== WHAT IS BEING ASKED ==
Pick out the lines in the listing below that contain the word "into" and copy them.

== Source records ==
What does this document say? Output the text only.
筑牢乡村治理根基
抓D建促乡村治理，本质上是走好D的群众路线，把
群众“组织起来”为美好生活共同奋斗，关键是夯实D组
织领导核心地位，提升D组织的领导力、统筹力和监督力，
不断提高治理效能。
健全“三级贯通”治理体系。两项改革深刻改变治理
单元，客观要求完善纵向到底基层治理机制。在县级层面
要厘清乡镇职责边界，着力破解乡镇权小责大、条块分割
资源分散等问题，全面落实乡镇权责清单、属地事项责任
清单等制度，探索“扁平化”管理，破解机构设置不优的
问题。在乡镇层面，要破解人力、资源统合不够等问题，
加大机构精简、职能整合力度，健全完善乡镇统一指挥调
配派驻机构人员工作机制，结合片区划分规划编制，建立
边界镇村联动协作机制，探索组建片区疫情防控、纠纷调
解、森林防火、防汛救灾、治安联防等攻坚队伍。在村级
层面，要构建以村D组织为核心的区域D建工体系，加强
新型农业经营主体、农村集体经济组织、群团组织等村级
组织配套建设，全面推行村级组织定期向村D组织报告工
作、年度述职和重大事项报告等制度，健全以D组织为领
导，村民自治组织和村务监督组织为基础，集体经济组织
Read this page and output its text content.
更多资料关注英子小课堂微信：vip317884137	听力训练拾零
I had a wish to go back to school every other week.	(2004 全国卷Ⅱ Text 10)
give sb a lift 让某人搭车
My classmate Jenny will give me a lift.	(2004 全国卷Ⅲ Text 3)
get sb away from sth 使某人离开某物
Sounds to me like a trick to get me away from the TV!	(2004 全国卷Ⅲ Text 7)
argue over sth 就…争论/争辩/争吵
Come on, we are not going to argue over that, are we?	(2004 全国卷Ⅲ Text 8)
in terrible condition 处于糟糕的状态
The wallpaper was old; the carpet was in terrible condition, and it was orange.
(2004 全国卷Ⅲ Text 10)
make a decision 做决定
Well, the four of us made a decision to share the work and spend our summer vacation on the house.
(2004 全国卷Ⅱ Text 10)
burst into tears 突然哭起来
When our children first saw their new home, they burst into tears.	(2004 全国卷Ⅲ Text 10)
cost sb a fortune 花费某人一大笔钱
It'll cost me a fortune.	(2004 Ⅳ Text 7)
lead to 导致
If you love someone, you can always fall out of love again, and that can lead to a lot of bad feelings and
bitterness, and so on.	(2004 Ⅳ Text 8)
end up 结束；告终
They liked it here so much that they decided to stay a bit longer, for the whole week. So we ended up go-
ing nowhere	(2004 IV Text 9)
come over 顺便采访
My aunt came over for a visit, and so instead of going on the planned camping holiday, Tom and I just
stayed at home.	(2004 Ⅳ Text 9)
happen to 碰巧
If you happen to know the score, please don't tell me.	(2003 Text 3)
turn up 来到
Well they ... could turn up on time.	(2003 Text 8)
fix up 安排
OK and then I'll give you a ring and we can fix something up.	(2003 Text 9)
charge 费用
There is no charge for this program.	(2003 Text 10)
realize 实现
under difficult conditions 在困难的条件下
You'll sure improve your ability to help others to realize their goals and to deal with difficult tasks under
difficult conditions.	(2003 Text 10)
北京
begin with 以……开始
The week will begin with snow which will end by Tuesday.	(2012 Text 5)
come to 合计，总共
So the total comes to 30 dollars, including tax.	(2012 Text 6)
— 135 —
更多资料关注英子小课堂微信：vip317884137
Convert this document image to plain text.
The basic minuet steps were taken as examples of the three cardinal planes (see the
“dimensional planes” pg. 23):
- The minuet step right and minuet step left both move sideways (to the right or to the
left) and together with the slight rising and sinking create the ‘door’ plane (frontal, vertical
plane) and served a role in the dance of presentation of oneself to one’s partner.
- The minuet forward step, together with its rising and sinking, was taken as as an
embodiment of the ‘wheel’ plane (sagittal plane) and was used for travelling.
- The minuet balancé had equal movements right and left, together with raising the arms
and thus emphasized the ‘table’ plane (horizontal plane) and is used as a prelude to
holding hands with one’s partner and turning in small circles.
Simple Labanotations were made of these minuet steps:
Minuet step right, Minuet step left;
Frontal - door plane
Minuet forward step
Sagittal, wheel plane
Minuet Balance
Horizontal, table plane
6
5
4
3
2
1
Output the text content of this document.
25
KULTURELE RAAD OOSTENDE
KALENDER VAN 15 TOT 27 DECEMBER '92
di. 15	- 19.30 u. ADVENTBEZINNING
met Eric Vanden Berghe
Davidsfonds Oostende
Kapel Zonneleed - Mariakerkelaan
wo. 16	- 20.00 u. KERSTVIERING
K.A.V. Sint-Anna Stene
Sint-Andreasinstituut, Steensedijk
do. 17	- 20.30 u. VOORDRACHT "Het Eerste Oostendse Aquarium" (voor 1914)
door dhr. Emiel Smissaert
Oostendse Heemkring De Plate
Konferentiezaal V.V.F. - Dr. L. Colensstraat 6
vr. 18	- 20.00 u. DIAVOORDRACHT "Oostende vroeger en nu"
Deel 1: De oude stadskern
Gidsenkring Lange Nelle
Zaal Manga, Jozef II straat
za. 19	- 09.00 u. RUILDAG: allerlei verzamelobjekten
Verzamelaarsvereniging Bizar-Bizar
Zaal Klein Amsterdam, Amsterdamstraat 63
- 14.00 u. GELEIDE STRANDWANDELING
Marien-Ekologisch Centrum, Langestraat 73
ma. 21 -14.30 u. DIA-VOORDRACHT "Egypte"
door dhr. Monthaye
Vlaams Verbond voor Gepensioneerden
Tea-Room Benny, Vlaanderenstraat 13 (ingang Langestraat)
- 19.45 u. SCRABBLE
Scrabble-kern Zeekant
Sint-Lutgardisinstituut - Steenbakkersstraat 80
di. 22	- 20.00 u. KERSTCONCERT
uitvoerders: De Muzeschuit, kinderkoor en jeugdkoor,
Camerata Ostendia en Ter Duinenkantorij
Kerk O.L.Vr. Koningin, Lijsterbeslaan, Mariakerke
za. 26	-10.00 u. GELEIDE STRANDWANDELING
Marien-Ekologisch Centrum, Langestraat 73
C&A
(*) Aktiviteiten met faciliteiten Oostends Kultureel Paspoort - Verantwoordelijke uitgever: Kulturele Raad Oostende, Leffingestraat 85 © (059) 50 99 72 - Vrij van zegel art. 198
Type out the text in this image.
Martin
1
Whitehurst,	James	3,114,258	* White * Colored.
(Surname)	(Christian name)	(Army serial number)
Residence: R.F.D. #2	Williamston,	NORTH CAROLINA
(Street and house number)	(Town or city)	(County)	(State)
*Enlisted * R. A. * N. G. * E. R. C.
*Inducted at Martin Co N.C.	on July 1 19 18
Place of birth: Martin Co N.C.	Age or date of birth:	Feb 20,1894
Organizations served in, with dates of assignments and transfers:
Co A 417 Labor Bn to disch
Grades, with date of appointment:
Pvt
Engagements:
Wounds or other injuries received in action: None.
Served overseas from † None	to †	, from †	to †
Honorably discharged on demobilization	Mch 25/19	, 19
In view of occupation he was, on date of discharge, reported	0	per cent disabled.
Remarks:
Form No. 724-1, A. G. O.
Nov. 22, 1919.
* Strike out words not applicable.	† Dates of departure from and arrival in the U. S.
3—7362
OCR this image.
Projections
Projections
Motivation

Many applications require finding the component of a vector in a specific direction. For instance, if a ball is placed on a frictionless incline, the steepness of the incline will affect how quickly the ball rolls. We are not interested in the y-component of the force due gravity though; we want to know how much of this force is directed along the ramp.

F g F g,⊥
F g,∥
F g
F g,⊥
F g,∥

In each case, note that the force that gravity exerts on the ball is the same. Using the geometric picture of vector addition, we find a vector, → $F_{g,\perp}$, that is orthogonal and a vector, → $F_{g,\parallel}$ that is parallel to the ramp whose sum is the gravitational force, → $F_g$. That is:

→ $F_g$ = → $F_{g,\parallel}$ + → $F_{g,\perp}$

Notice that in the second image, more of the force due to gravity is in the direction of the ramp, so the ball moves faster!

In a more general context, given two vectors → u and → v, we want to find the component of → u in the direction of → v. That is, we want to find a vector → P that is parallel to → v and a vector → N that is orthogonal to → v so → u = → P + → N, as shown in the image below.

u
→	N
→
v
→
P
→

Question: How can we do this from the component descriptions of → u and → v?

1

== THE RESULT ==
burst into tears 突然哭起来
When our children first saw their new home, they burst into tears.	(2004 全国卷Ⅲ Text 10)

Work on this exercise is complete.